▶ EXERCISE: Return a copy of every line in the records that includes the word "Customer".

▶ TASK INPUTS:
━━━━

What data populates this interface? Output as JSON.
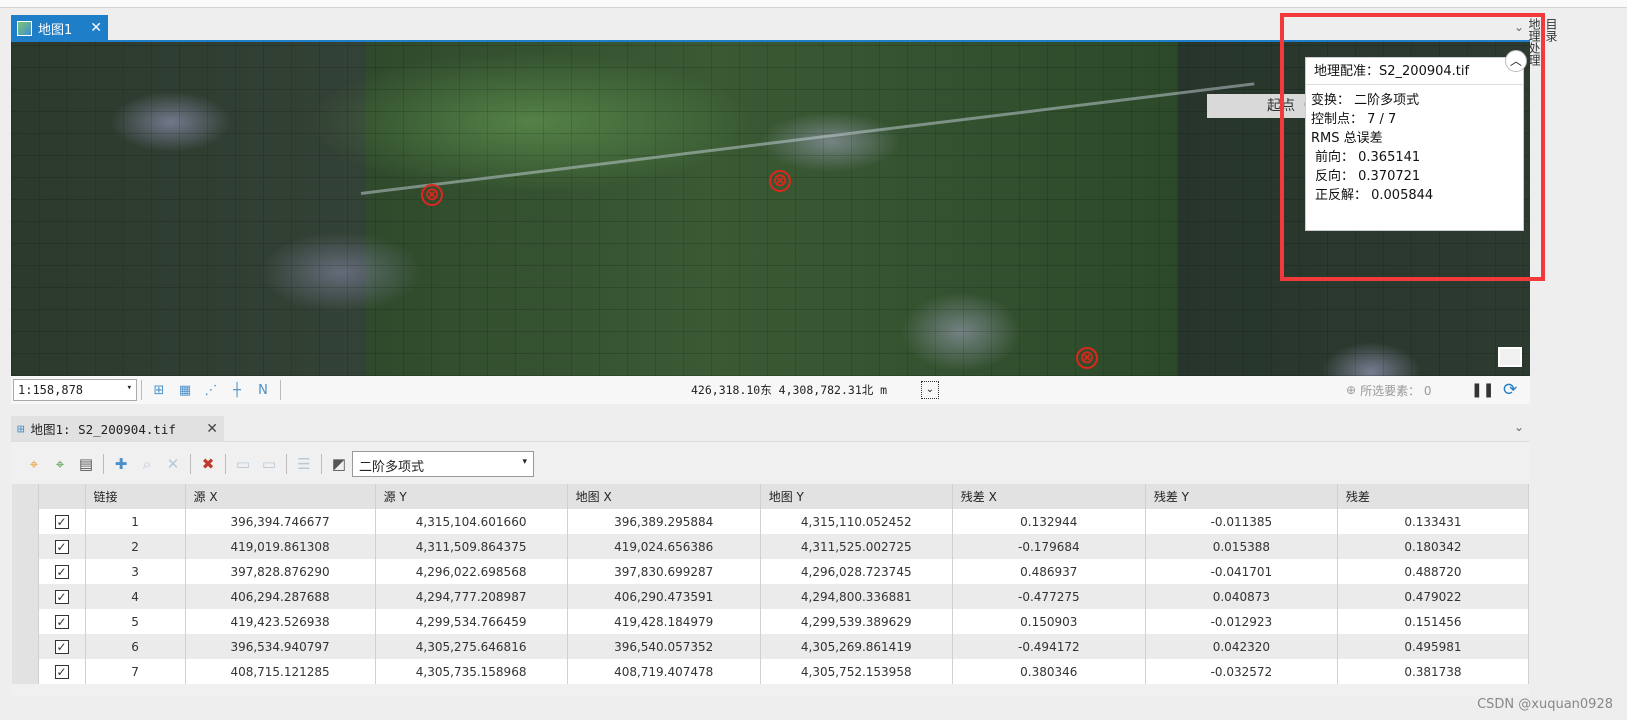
{
  "map_tab": {
    "label": "地图1",
    "close": "✕"
  },
  "map": {
    "start_label": "起点（",
    "gcp_marker": "⊗"
  },
  "popup": {
    "title": "地理配准：S2_200904.tif",
    "transform": "变换： 二阶多项式",
    "control_points": "控制点： 7 / 7",
    "rms_title": "RMS 总误差",
    "forward": "前向： 0.365141",
    "inverse": "反向： 0.370721",
    "forward_inverse": "正反解： 0.005844"
  },
  "side_tabs": [
    "目录",
    "地理处理"
  ],
  "status": {
    "scale": "1:158,878",
    "coords": "426,318.10东  4,308,782.31北 m",
    "selected_label": "所选要素： 0"
  },
  "bottom_tab": {
    "label": "地图1: S2_200904.tif",
    "close": "✕"
  },
  "toolbar": {
    "transform_select": "二阶多项式"
  },
  "table": {
    "headers": [
      "链接",
      "源 X",
      "源 Y",
      "地图 X",
      "地图 Y",
      "残差 X",
      "残差 Y",
      "残差"
    ],
    "rows": [
      [
        "1",
        "396,394.746677",
        "4,315,104.601660",
        "396,389.295884",
        "4,315,110.052452",
        "0.132944",
        "-0.011385",
        "0.133431"
      ],
      [
        "2",
        "419,019.861308",
        "4,311,509.864375",
        "419,024.656386",
        "4,311,525.002725",
        "-0.179684",
        "0.015388",
        "0.180342"
      ],
      [
        "3",
        "397,828.876290",
        "4,296,022.698568",
        "397,830.699287",
        "4,296,028.723745",
        "0.486937",
        "-0.041701",
        "0.488720"
      ],
      [
        "4",
        "406,294.287688",
        "4,294,777.208987",
        "406,290.473591",
        "4,294,800.336881",
        "-0.477275",
        "0.040873",
        "0.479022"
      ],
      [
        "5",
        "419,423.526938",
        "4,299,534.766459",
        "419,428.184979",
        "4,299,539.389629",
        "0.150903",
        "-0.012923",
        "0.151456"
      ],
      [
        "6",
        "396,534.940797",
        "4,305,275.646816",
        "396,540.057352",
        "4,305,269.861419",
        "-0.494172",
        "0.042320",
        "0.495981"
      ],
      [
        "7",
        "408,715.121285",
        "4,305,735.158968",
        "408,719.407478",
        "4,305,752.153958",
        "0.380346",
        "-0.032572",
        "0.381738"
      ]
    ]
  },
  "watermark": "CSDN @xuquan0928"
}
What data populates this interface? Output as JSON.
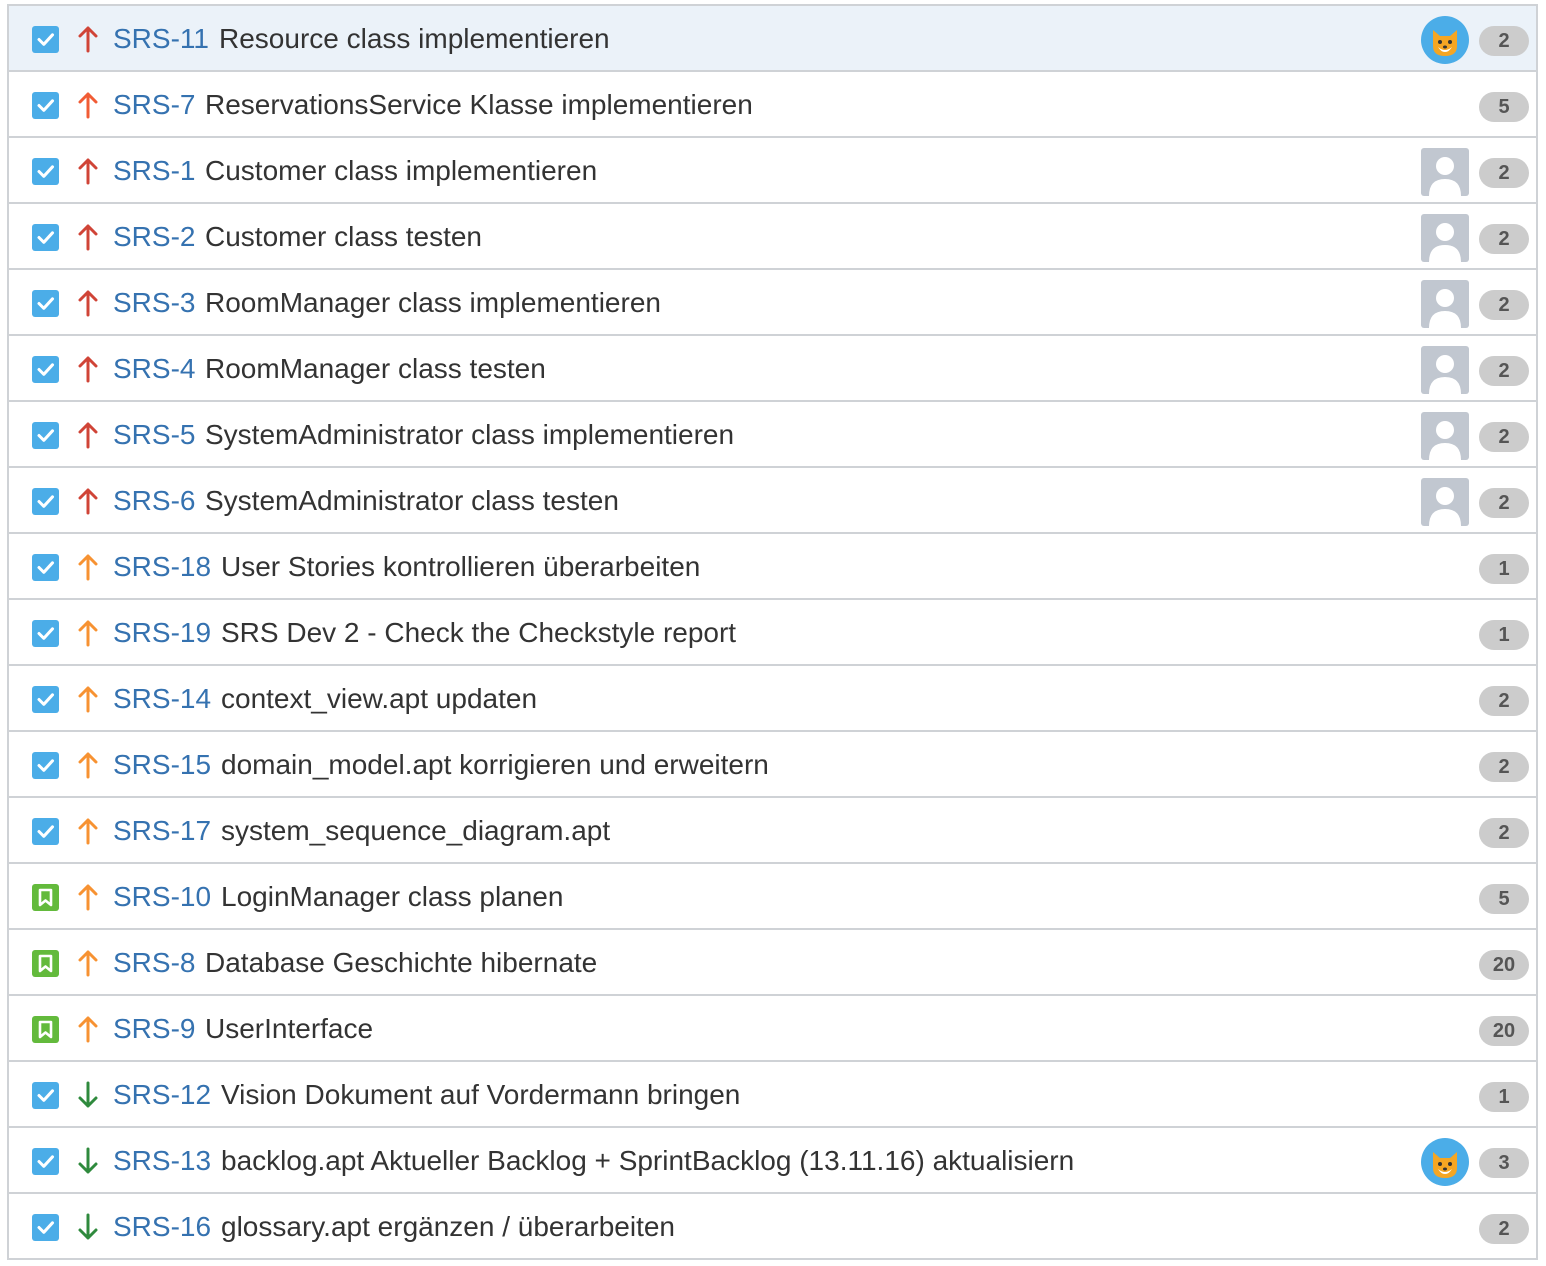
{
  "colors": {
    "link": "#3572b0",
    "text": "#333333",
    "priority_highest": "#d04437",
    "priority_high": "#f15c35",
    "priority_medium": "#f79232",
    "priority_low": "#2f8a3d",
    "task_icon": "#4bade8",
    "story_icon": "#63ba3c",
    "badge": "#cccccc",
    "selected_row": "#ebf2f9"
  },
  "issues": [
    {
      "key": "SRS-11",
      "summary": "Resource class implementieren",
      "type": "task",
      "priority": "highest",
      "avatar": "cat",
      "points": "2",
      "selected": true
    },
    {
      "key": "SRS-7",
      "summary": "ReservationsService Klasse implementieren",
      "type": "task",
      "priority": "high",
      "avatar": "none",
      "points": "5"
    },
    {
      "key": "SRS-1",
      "summary": "Customer class implementieren",
      "type": "task",
      "priority": "highest",
      "avatar": "default",
      "points": "2"
    },
    {
      "key": "SRS-2",
      "summary": "Customer class testen",
      "type": "task",
      "priority": "highest",
      "avatar": "default",
      "points": "2"
    },
    {
      "key": "SRS-3",
      "summary": "RoomManager class implementieren",
      "type": "task",
      "priority": "highest",
      "avatar": "default",
      "points": "2"
    },
    {
      "key": "SRS-4",
      "summary": "RoomManager class testen",
      "type": "task",
      "priority": "highest",
      "avatar": "default",
      "points": "2"
    },
    {
      "key": "SRS-5",
      "summary": "SystemAdministrator class implementieren",
      "type": "task",
      "priority": "highest",
      "avatar": "default",
      "points": "2"
    },
    {
      "key": "SRS-6",
      "summary": "SystemAdministrator class testen",
      "type": "task",
      "priority": "highest",
      "avatar": "default",
      "points": "2"
    },
    {
      "key": "SRS-18",
      "summary": "User Stories kontrollieren überarbeiten",
      "type": "task",
      "priority": "medium",
      "avatar": "none",
      "points": "1"
    },
    {
      "key": "SRS-19",
      "summary": "SRS Dev 2 - Check the Checkstyle report",
      "type": "task",
      "priority": "medium",
      "avatar": "none",
      "points": "1"
    },
    {
      "key": "SRS-14",
      "summary": "context_view.apt updaten",
      "type": "task",
      "priority": "medium",
      "avatar": "none",
      "points": "2"
    },
    {
      "key": "SRS-15",
      "summary": "domain_model.apt korrigieren und erweitern",
      "type": "task",
      "priority": "medium",
      "avatar": "none",
      "points": "2"
    },
    {
      "key": "SRS-17",
      "summary": "system_sequence_diagram.apt",
      "type": "task",
      "priority": "medium",
      "avatar": "none",
      "points": "2"
    },
    {
      "key": "SRS-10",
      "summary": "LoginManager class planen",
      "type": "story",
      "priority": "medium",
      "avatar": "none",
      "points": "5"
    },
    {
      "key": "SRS-8",
      "summary": "Database Geschichte hibernate",
      "type": "story",
      "priority": "medium",
      "avatar": "none",
      "points": "20"
    },
    {
      "key": "SRS-9",
      "summary": "UserInterface",
      "type": "story",
      "priority": "medium",
      "avatar": "none",
      "points": "20"
    },
    {
      "key": "SRS-12",
      "summary": "Vision Dokument auf Vordermann bringen",
      "type": "task",
      "priority": "low",
      "avatar": "none",
      "points": "1"
    },
    {
      "key": "SRS-13",
      "summary": "backlog.apt Aktueller Backlog + SprintBacklog (13.11.16) aktualisiern",
      "type": "task",
      "priority": "low",
      "avatar": "cat",
      "points": "3"
    },
    {
      "key": "SRS-16",
      "summary": "glossary.apt ergänzen / überarbeiten",
      "type": "task",
      "priority": "low",
      "avatar": "none",
      "points": "2"
    }
  ]
}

━━━━

▶ EXERCISE SOLUTION:
      "summary": "Customer class implementieren",
      "summary": "Customer class testen",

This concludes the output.